== Exercise materials

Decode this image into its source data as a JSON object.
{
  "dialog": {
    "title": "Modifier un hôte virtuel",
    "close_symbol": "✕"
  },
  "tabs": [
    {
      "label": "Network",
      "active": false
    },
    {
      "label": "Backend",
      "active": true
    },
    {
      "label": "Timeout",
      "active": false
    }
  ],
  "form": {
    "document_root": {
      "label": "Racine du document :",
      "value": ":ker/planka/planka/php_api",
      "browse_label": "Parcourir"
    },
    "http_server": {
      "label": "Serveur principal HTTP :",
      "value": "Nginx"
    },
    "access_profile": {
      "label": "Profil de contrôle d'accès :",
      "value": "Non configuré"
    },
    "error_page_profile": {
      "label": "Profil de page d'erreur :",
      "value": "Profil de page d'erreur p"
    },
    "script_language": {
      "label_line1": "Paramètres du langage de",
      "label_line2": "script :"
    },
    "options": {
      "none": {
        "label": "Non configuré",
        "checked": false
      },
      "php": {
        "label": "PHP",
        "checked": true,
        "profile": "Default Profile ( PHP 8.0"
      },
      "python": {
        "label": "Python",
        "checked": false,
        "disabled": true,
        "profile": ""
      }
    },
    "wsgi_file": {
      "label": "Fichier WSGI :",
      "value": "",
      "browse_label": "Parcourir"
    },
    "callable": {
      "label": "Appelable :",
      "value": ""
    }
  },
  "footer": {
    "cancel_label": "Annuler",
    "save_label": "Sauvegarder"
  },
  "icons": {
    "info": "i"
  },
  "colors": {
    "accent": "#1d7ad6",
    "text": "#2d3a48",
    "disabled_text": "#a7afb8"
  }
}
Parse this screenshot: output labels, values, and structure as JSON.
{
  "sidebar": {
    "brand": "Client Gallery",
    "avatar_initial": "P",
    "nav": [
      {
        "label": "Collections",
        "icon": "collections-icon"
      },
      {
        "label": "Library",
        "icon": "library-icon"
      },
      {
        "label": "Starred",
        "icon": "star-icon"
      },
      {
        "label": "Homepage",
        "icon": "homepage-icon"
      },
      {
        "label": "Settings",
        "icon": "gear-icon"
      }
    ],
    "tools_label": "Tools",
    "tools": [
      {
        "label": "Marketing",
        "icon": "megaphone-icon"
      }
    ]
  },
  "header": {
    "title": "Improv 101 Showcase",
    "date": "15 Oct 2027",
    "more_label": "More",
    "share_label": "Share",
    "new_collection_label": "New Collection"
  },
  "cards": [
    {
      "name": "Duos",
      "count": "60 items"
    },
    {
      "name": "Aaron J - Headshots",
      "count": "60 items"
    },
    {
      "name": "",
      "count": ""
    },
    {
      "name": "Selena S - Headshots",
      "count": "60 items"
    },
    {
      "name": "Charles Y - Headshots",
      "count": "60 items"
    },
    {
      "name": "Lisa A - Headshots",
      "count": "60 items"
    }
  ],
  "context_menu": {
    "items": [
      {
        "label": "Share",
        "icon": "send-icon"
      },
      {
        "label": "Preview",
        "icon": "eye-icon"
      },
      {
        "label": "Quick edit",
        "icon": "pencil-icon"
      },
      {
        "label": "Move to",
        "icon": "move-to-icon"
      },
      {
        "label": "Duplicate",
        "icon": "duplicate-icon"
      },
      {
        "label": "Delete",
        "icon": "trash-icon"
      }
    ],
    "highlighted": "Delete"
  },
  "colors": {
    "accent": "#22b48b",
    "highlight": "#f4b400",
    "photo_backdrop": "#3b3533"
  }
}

====

## Given task:
Take the listing above and write it out again exactly.

## Exercise solution:
Decode this image into its source data as a JSON object.
{
  "dialog": {
    "title": "Modifier un hôte virtuel",
    "close_symbol": "✕"
  },
  "tabs": [
    {
      "label": "Network",
      "active": false
    },
    {
      "label": "Backend",
      "active": true
    },
    {
      "label": "Timeout",
      "active": false
    }
  ],
  "form": {
    "document_root": {
      "label": "Racine du document :",
      "value": ":ker/planka/planka/php_api",
      "browse_label": "Parcourir"
    },
    "http_server": {
      "label": "Serveur principal HTTP :",
      "value": "Nginx"
    },
    "access_profile": {
      "label": "Profil de contrôle d'accès :",
      "value": "Non configuré"
    },
    "error_page_profile": {
      "label": "Profil de page d'erreur :",
      "value": "Profil de page d'erreur p"
    },
    "script_language": {
      "label_line1": "Paramètres du langage de",
      "label_line2": "script :"
    },
    "options": {
      "none": {
        "label": "Non configuré",
        "checked": false
      },
      "php": {
        "label": "PHP",
        "checked": true,
        "profile": "Default Profile ( PHP 8.0"
      },
      "python": {
        "label": "Python",
        "checked": false,
        "disabled": true,
        "profile": ""
      }
    },
    "wsgi_file": {
      "label": "Fichier WSGI :",
      "value": "",
      "browse_label": "Parcourir"
    },
    "callable": {
      "label": "Appelable :",
      "value": ""
    }
  },
  "footer": {
    "cancel_label": "Annuler",
    "save_label": "Sauvegarder"
  },
  "icons": {
    "info": "i"
  },
  "colors": {
    "accent": "#1d7ad6",
    "text": "#2d3a48",
    "disabled_text": "#a7afb8"
  }
}
Parse this screenshot: output labels, values, and structure as JSON.
{
  "sidebar": {
    "brand": "Client Gallery",
    "avatar_initial": "P",
    "nav": [
      {
        "label": "Collections",
        "icon": "collections-icon"
      },
      {
        "label": "Library",
        "icon": "library-icon"
      },
      {
        "label": "Starred",
        "icon": "star-icon"
      },
      {
        "label": "Homepage",
        "icon": "homepage-icon"
      },
      {
        "label": "Settings",
        "icon": "gear-icon"
      }
    ],
    "tools_label": "Tools",
    "tools": [
      {
        "label": "Marketing",
        "icon": "megaphone-icon"
      }
    ]
  },
  "header": {
    "title": "Improv 101 Showcase",
    "date": "15 Oct 2027",
    "more_label": "More",
    "share_label": "Share",
    "new_collection_label": "New Collection"
  },
  "cards": [
    {
      "name": "Duos",
      "count": "60 items"
    },
    {
      "name": "Aaron J - Headshots",
      "count": "60 items"
    },
    {
      "name": "",
      "count": ""
    },
    {
      "name": "Selena S - Headshots",
      "count": "60 items"
    },
    {
      "name": "Charles Y - Headshots",
      "count": "60 items"
    },
    {
      "name": "Lisa A - Headshots",
      "count": "60 items"
    }
  ],
  "context_menu": {
    "items": [
      {
        "label": "Share",
        "icon": "send-icon"
      },
      {
        "label": "Preview",
        "icon": "eye-icon"
      },
      {
        "label": "Quick edit",
        "icon": "pencil-icon"
      },
      {
        "label": "Move to",
        "icon": "move-to-icon"
      },
      {
        "label": "Duplicate",
        "icon": "duplicate-icon"
      },
      {
        "label": "Delete",
        "icon": "trash-icon"
      }
    ],
    "highlighted": "Delete"
  },
  "colors": {
    "accent": "#22b48b",
    "highlight": "#f4b400",
    "photo_backdrop": "#3b3533"
  }
}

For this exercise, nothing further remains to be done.